Copy each entry as it stands, leaving nothing out.

══ MATERIAL SHOWN

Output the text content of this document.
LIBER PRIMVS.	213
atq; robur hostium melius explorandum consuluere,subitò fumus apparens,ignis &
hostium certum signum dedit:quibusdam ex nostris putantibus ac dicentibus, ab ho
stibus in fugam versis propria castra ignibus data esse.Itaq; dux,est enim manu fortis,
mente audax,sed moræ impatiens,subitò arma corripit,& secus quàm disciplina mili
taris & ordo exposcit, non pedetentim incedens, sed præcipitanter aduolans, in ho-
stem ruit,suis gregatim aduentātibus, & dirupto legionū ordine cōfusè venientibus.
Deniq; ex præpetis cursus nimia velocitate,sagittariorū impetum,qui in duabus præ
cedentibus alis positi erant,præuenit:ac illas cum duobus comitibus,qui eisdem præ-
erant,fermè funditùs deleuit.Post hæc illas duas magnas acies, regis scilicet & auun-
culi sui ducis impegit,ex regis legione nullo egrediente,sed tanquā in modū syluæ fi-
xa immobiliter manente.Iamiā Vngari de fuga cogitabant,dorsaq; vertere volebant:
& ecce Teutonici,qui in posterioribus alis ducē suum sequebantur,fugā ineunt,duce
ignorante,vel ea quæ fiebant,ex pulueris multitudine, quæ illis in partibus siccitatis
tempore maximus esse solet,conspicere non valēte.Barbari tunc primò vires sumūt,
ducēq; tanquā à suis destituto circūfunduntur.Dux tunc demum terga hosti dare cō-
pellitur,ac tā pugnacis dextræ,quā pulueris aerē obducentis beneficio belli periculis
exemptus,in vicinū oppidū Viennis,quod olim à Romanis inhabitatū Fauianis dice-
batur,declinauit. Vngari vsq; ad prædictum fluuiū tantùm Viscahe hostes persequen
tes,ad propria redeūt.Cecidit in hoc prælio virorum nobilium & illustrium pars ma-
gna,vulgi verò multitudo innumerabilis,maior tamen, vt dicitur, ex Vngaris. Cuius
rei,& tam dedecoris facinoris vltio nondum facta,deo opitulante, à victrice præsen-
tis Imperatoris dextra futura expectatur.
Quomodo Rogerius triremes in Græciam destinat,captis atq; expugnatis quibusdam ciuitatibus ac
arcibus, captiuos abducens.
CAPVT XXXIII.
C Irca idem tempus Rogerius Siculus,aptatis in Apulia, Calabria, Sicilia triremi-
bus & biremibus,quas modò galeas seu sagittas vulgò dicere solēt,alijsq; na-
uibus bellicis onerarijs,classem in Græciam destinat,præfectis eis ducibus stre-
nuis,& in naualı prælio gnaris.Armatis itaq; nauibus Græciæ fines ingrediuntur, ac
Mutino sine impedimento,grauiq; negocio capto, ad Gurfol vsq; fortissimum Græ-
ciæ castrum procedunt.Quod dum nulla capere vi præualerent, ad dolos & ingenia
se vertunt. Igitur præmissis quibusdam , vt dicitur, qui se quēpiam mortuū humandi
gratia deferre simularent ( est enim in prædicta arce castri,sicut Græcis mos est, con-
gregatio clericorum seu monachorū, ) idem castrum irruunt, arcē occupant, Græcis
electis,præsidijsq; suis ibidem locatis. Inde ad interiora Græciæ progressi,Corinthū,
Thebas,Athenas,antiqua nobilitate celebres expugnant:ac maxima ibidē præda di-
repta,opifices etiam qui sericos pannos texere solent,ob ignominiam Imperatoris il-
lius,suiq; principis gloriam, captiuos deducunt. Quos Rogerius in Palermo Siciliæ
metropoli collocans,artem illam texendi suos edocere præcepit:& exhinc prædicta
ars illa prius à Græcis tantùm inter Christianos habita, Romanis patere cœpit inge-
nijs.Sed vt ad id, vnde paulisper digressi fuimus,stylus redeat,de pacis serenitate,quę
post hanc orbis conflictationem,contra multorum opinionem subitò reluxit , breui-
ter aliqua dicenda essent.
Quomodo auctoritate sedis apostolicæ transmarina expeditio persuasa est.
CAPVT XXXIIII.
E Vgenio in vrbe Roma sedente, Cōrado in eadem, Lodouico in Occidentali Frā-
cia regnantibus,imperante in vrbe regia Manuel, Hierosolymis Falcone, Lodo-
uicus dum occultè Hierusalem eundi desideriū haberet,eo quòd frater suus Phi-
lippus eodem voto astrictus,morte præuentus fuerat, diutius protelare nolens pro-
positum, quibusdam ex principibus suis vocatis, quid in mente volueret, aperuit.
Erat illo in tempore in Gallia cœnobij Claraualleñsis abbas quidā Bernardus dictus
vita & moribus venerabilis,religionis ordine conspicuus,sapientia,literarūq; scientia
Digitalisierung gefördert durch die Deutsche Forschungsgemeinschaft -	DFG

════

_THE ANSWER_
Output the text content of this document.
LIBER PRIMVS.	213
atq; robur hostium melius explorandum consuluere,subitò fumus apparens,ignis &
hostium certum signum dedit:quibusdam ex nostris putantibus ac dicentibus, ab ho
stibus in fugam versis propria castra ignibus data esse.Itaq; dux,est enim manu fortis,
mente audax,sed moræ impatiens,subitò arma corripit,& secus quàm disciplina mili
taris & ordo exposcit, non pedetentim incedens, sed præcipitanter aduolans, in ho-
stem ruit,suis gregatim aduentātibus, & dirupto legionū ordine cōfusè venientibus.
Deniq; ex præpetis cursus nimia velocitate,sagittariorū impetum,qui in duabus præ
cedentibus alis positi erant,præuenit:ac illas cum duobus comitibus,qui eisdem præ-
erant,fermè funditùs deleuit.Post hæc illas duas magnas acies, regis scilicet & auun-
culi sui ducis impegit,ex regis legione nullo egrediente,sed tanquā in modū syluæ fi-
xa immobiliter manente.Iamiā Vngari de fuga cogitabant,dorsaq; vertere volebant:
& ecce Teutonici,qui in posterioribus alis ducē suum sequebantur,fugā ineunt,duce
ignorante,vel ea quæ fiebant,ex pulueris multitudine, quæ illis in partibus siccitatis
tempore maximus esse solet,conspicere non valēte.Barbari tunc primò vires sumūt,
ducēq; tanquā à suis destituto circūfunduntur.Dux tunc demum terga hosti dare cō-
pellitur,ac tā pugnacis dextræ,quā pulueris aerē obducentis beneficio belli periculis
exemptus,in vicinū oppidū Viennis,quod olim à Romanis inhabitatū Fauianis dice-
batur,declinauit. Vngari vsq; ad prædictum fluuiū tantùm Viscahe hostes persequen
tes,ad propria redeūt.Cecidit in hoc prælio virorum nobilium & illustrium pars ma-
gna,vulgi verò multitudo innumerabilis,maior tamen, vt dicitur, ex Vngaris. Cuius
rei,& tam dedecoris facinoris vltio nondum facta,deo opitulante, à victrice præsen-
tis Imperatoris dextra futura expectatur.
Quomodo Rogerius triremes in Græciam destinat,captis atq; expugnatis quibusdam ciuitatibus ac
arcibus, captiuos abducens.
CAPVT XXXIII.
C Irca idem tempus Rogerius Siculus,aptatis in Apulia, Calabria, Sicilia triremi-
bus & biremibus,quas modò galeas seu sagittas vulgò dicere solēt,alijsq; na-
uibus bellicis onerarijs,classem in Græciam destinat,præfectis eis ducibus stre-
nuis,& in naualı prælio gnaris.Armatis itaq; nauibus Græciæ fines ingrediuntur, ac
Mutino sine impedimento,grauiq; negocio capto, ad Gurfol vsq; fortissimum Græ-
ciæ castrum procedunt.Quod dum nulla capere vi præualerent, ad dolos & ingenia
se vertunt. Igitur præmissis quibusdam , vt dicitur, qui se quēpiam mortuū humandi
gratia deferre simularent ( est enim in prædicta arce castri,sicut Græcis mos est, con-
gregatio clericorum seu monachorū, ) idem castrum irruunt, arcē occupant, Græcis
electis,præsidijsq; suis ibidem locatis. Inde ad interiora Græciæ progressi,Corinthū,
Thebas,Athenas,antiqua nobilitate celebres expugnant:ac maxima ibidē præda di-
repta,opifices etiam qui sericos pannos texere solent,ob ignominiam Imperatoris il-
lius,suiq; principis gloriam, captiuos deducunt. Quos Rogerius in Palermo Siciliæ
metropoli collocans,artem illam texendi suos edocere præcepit:& exhinc prædicta
ars illa prius à Græcis tantùm inter Christianos habita, Romanis patere cœpit inge-
nijs.Sed vt ad id, vnde paulisper digressi fuimus,stylus redeat,de pacis serenitate,quę
post hanc orbis conflictationem,contra multorum opinionem subitò reluxit , breui-
ter aliqua dicenda essent.
Quomodo auctoritate sedis apostolicæ transmarina expeditio persuasa est.
CAPVT XXXIIII.
E Vgenio in vrbe Roma sedente, Cōrado in eadem, Lodouico in Occidentali Frā-
cia regnantibus,imperante in vrbe regia Manuel, Hierosolymis Falcone, Lodo-
uicus dum occultè Hierusalem eundi desideriū haberet,eo quòd frater suus Phi-
lippus eodem voto astrictus,morte præuentus fuerat, diutius protelare nolens pro-
positum, quibusdam ex principibus suis vocatis, quid in mente volueret, aperuit.
Erat illo in tempore in Gallia cœnobij Claraualleñsis abbas quidā Bernardus dictus
vita & moribus venerabilis,religionis ordine conspicuus,sapientia,literarūq; scientia
Digitalisierung gefördert durch die Deutsche Forschungsgemeinschaft -	DFG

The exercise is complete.